** BEGIN **

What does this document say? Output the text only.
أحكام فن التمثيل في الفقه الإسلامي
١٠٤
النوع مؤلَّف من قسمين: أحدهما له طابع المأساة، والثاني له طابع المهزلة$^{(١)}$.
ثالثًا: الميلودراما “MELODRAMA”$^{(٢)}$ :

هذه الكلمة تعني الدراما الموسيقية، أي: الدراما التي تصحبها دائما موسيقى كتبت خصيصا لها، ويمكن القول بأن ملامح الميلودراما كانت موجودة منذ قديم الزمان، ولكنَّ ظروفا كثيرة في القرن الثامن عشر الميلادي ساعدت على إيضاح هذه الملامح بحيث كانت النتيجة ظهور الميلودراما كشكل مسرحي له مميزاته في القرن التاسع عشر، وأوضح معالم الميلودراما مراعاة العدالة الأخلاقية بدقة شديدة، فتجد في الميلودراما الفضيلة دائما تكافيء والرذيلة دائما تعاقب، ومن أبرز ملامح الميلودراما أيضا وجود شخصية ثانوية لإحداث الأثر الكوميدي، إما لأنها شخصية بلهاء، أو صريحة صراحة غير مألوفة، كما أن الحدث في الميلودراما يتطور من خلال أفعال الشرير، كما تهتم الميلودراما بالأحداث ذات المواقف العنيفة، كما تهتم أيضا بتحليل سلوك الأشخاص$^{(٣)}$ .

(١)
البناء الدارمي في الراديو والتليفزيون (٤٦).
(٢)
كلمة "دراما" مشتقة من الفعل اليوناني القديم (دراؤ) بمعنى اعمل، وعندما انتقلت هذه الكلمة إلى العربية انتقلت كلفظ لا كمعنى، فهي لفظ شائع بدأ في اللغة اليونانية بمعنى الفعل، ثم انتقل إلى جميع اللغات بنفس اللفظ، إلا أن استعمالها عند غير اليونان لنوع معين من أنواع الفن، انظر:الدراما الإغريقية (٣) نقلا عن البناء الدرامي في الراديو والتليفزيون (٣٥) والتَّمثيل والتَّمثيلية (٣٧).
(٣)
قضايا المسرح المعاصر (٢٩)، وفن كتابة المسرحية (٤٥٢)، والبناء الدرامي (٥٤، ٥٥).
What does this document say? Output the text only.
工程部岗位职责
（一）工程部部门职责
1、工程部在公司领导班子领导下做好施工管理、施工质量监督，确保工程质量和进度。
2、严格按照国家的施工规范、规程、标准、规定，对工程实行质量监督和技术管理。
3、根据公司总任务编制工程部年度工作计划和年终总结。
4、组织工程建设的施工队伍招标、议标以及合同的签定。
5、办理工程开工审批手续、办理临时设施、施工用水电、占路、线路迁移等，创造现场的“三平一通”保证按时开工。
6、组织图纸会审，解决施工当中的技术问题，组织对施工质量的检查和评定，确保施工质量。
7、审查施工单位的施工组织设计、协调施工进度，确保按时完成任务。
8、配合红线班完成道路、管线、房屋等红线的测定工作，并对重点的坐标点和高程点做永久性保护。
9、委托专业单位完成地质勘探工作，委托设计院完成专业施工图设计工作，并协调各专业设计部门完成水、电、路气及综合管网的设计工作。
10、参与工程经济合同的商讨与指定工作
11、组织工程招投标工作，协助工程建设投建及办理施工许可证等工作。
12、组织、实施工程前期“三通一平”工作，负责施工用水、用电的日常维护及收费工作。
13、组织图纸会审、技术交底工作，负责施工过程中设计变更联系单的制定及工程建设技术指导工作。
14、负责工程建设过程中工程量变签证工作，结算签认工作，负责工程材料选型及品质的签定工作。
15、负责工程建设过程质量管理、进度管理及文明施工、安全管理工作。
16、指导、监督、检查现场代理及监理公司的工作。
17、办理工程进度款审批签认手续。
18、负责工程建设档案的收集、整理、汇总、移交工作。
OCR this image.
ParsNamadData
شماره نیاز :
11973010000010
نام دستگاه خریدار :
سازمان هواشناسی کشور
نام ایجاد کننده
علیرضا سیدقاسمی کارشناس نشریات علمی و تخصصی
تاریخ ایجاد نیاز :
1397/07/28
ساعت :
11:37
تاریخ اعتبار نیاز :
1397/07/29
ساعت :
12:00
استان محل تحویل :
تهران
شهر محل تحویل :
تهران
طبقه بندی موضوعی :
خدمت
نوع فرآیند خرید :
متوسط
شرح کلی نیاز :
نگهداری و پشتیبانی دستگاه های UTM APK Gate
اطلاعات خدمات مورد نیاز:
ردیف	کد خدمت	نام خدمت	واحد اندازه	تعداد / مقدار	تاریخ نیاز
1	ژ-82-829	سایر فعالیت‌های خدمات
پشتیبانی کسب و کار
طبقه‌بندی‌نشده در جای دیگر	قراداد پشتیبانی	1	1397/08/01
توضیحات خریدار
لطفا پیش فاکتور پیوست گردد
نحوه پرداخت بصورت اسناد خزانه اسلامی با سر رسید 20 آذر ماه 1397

** END **

Repeat the material above in full, keeping every word.

What does this document say? Output the text only.
أحكام فن التمثيل في الفقه الإسلامي
١٠٤
النوع مؤلَّف من قسمين: أحدهما له طابع المأساة، والثاني له طابع المهزلة$^{(١)}$.
ثالثًا: الميلودراما “MELODRAMA”$^{(٢)}$ :

هذه الكلمة تعني الدراما الموسيقية، أي: الدراما التي تصحبها دائما موسيقى كتبت خصيصا لها، ويمكن القول بأن ملامح الميلودراما كانت موجودة منذ قديم الزمان، ولكنَّ ظروفا كثيرة في القرن الثامن عشر الميلادي ساعدت على إيضاح هذه الملامح بحيث كانت النتيجة ظهور الميلودراما كشكل مسرحي له مميزاته في القرن التاسع عشر، وأوضح معالم الميلودراما مراعاة العدالة الأخلاقية بدقة شديدة، فتجد في الميلودراما الفضيلة دائما تكافيء والرذيلة دائما تعاقب، ومن أبرز ملامح الميلودراما أيضا وجود شخصية ثانوية لإحداث الأثر الكوميدي، إما لأنها شخصية بلهاء، أو صريحة صراحة غير مألوفة، كما أن الحدث في الميلودراما يتطور من خلال أفعال الشرير، كما تهتم الميلودراما بالأحداث ذات المواقف العنيفة، كما تهتم أيضا بتحليل سلوك الأشخاص$^{(٣)}$ .

(١)
البناء الدارمي في الراديو والتليفزيون (٤٦).
(٢)
كلمة "دراما" مشتقة من الفعل اليوناني القديم (دراؤ) بمعنى اعمل، وعندما انتقلت هذه الكلمة إلى العربية انتقلت كلفظ لا كمعنى، فهي لفظ شائع بدأ في اللغة اليونانية بمعنى الفعل، ثم انتقل إلى جميع اللغات بنفس اللفظ، إلا أن استعمالها عند غير اليونان لنوع معين من أنواع الفن، انظر:الدراما الإغريقية (٣) نقلا عن البناء الدرامي في الراديو والتليفزيون (٣٥) والتَّمثيل والتَّمثيلية (٣٧).
(٣)
قضايا المسرح المعاصر (٢٩)، وفن كتابة المسرحية (٤٥٢)، والبناء الدرامي (٥٤، ٥٥).
What does this document say? Output the text only.
工程部岗位职责
（一）工程部部门职责
1、工程部在公司领导班子领导下做好施工管理、施工质量监督，确保工程质量和进度。
2、严格按照国家的施工规范、规程、标准、规定，对工程实行质量监督和技术管理。
3、根据公司总任务编制工程部年度工作计划和年终总结。
4、组织工程建设的施工队伍招标、议标以及合同的签定。
5、办理工程开工审批手续、办理临时设施、施工用水电、占路、线路迁移等，创造现场的“三平一通”保证按时开工。
6、组织图纸会审，解决施工当中的技术问题，组织对施工质量的检查和评定，确保施工质量。
7、审查施工单位的施工组织设计、协调施工进度，确保按时完成任务。
8、配合红线班完成道路、管线、房屋等红线的测定工作，并对重点的坐标点和高程点做永久性保护。
9、委托专业单位完成地质勘探工作，委托设计院完成专业施工图设计工作，并协调各专业设计部门完成水、电、路气及综合管网的设计工作。
10、参与工程经济合同的商讨与指定工作
11、组织工程招投标工作，协助工程建设投建及办理施工许可证等工作。
12、组织、实施工程前期“三通一平”工作，负责施工用水、用电的日常维护及收费工作。
13、组织图纸会审、技术交底工作，负责施工过程中设计变更联系单的制定及工程建设技术指导工作。
14、负责工程建设过程中工程量变签证工作，结算签认工作，负责工程材料选型及品质的签定工作。
15、负责工程建设过程质量管理、进度管理及文明施工、安全管理工作。
16、指导、监督、检查现场代理及监理公司的工作。
17、办理工程进度款审批签认手续。
18、负责工程建设档案的收集、整理、汇总、移交工作。
OCR this image.
ParsNamadData
شماره نیاز :
11973010000010
نام دستگاه خریدار :
سازمان هواشناسی کشور
نام ایجاد کننده
علیرضا سیدقاسمی کارشناس نشریات علمی و تخصصی
تاریخ ایجاد نیاز :
1397/07/28
ساعت :
11:37
تاریخ اعتبار نیاز :
1397/07/29
ساعت :
12:00
استان محل تحویل :
تهران
شهر محل تحویل :
تهران
طبقه بندی موضوعی :
خدمت
نوع فرآیند خرید :
متوسط
شرح کلی نیاز :
نگهداری و پشتیبانی دستگاه های UTM APK Gate
اطلاعات خدمات مورد نیاز:
ردیف	کد خدمت	نام خدمت	واحد اندازه	تعداد / مقدار	تاریخ نیاز
1	ژ-82-829	سایر فعالیت‌های خدمات
پشتیبانی کسب و کار
طبقه‌بندی‌نشده در جای دیگر	قراداد پشتیبانی	1	1397/08/01
توضیحات خریدار
لطفا پیش فاکتور پیوست گردد
نحوه پرداخت بصورت اسناد خزانه اسلامی با سر رسید 20 آذر ماه 1397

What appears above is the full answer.